(Requirement): Each line that contains the string "JSON" counts once; report how many such lines appear in the data, as a number only.

* * *

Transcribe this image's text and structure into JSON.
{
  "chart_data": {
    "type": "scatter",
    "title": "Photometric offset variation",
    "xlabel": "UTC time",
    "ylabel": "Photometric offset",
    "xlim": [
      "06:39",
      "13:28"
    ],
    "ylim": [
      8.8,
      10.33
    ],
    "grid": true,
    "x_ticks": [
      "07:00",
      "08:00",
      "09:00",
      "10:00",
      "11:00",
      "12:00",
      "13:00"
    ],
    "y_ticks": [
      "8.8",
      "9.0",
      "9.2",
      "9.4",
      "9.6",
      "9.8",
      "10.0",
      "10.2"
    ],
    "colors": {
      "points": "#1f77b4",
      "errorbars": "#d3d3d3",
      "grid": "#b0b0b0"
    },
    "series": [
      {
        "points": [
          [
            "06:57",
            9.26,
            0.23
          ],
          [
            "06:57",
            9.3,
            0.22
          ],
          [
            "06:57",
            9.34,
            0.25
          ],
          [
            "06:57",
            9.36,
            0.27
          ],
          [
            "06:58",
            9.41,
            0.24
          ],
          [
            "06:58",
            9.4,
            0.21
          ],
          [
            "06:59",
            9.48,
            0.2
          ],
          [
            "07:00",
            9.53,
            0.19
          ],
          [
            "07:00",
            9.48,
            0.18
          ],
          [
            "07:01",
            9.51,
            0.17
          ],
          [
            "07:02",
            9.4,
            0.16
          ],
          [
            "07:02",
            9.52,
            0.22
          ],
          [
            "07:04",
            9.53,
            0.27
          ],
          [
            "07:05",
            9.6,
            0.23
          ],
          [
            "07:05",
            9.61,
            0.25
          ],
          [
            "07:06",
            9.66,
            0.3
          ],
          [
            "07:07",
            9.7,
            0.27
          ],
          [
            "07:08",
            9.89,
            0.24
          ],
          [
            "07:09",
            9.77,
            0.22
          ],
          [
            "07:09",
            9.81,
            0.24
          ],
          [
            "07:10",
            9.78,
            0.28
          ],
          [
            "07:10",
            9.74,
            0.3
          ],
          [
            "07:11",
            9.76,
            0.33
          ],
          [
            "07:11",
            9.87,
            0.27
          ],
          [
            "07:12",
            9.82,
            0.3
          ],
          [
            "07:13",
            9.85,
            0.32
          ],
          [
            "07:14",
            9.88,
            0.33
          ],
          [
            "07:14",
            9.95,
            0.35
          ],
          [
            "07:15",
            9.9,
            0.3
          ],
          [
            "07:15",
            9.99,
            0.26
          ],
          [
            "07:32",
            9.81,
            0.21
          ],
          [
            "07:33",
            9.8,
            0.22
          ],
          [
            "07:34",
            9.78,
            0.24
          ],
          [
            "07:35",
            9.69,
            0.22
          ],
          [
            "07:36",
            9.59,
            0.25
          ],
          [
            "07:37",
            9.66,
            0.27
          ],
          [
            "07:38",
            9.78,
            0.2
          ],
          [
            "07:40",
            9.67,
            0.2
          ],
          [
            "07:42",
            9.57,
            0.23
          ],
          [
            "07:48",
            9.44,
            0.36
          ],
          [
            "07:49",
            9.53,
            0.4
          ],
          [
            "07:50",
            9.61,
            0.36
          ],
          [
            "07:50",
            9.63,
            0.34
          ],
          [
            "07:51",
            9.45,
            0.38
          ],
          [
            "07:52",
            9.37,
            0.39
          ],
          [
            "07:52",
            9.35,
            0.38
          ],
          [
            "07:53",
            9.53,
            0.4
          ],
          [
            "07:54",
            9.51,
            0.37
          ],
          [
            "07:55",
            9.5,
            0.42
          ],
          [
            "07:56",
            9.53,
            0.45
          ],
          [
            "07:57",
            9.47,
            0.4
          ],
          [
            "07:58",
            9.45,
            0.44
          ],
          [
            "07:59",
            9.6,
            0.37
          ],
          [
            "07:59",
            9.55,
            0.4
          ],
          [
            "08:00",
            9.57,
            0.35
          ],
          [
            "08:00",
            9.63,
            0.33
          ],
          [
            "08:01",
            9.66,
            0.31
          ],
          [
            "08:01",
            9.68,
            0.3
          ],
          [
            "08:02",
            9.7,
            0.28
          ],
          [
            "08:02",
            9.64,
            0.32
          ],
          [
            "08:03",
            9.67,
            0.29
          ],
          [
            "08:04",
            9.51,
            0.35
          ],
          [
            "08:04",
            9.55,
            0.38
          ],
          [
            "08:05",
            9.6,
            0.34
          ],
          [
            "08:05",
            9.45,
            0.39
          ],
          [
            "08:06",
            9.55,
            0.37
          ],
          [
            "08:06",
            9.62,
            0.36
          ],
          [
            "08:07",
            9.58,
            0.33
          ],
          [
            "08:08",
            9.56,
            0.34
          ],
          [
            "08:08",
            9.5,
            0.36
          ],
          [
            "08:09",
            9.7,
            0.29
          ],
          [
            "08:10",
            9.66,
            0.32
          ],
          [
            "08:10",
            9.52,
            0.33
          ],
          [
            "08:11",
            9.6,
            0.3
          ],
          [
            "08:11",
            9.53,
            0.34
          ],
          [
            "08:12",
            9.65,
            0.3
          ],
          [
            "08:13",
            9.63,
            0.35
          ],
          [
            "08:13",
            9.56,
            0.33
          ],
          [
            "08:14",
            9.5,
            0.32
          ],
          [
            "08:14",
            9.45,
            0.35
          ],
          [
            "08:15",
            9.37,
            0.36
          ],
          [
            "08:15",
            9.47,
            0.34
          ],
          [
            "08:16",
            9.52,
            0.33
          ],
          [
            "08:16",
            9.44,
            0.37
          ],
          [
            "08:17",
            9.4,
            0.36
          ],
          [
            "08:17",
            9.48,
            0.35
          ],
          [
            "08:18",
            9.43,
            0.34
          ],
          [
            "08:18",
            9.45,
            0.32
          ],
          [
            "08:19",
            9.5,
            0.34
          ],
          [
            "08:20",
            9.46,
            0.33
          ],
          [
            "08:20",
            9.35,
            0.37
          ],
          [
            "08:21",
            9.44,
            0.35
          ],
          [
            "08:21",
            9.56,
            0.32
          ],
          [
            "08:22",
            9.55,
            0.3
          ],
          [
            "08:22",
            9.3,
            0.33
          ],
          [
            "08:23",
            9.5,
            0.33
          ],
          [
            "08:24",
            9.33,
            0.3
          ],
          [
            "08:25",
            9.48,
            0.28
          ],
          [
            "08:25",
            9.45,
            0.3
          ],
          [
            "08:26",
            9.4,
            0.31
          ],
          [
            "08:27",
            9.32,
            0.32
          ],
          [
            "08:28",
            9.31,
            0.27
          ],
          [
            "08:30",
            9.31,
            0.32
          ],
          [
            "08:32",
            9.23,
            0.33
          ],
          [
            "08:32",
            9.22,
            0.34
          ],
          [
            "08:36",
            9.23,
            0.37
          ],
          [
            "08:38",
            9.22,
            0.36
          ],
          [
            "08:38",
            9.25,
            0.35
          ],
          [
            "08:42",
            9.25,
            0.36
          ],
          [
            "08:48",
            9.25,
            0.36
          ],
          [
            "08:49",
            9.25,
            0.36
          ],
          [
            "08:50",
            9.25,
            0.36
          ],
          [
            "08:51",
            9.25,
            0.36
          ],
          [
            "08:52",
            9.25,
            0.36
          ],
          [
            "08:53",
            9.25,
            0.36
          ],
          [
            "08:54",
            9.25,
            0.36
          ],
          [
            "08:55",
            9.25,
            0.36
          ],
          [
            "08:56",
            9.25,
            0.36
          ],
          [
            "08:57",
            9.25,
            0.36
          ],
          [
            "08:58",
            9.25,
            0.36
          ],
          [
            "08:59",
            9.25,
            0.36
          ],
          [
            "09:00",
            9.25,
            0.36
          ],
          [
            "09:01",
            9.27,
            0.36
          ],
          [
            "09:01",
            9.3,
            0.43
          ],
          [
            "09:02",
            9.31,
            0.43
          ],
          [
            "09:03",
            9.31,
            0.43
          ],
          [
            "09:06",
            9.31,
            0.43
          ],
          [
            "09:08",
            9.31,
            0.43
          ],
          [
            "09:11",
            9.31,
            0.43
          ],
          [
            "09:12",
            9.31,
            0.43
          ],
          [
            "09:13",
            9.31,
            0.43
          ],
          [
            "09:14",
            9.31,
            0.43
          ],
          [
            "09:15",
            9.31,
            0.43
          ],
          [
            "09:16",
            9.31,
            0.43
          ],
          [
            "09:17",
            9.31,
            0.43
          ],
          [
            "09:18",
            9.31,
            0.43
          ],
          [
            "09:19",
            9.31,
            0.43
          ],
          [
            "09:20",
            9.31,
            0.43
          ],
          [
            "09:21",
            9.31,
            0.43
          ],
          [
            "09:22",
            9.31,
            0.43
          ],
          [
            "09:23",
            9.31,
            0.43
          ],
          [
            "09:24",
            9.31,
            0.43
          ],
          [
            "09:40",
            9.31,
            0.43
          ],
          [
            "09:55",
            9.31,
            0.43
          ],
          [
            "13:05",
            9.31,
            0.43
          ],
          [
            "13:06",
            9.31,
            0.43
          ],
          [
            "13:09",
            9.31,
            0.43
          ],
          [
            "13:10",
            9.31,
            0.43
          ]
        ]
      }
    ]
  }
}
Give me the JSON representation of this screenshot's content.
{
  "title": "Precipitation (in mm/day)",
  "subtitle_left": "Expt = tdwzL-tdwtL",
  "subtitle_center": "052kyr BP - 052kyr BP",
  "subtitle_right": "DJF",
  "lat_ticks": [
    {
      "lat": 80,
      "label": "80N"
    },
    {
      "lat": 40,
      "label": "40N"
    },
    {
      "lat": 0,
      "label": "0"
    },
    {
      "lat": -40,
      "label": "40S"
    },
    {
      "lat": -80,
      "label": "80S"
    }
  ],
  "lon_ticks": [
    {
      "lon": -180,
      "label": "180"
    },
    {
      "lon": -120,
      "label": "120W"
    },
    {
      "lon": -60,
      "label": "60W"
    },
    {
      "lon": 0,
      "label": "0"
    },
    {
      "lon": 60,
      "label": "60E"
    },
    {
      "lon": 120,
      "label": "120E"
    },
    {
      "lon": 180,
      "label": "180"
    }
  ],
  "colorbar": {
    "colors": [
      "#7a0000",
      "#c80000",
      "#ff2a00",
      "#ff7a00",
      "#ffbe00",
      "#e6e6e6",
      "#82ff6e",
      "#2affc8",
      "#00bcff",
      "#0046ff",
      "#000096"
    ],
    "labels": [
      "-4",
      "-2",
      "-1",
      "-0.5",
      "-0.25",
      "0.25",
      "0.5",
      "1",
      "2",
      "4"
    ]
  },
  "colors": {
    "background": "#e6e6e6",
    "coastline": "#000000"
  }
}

* * *

(Answer to the task): 2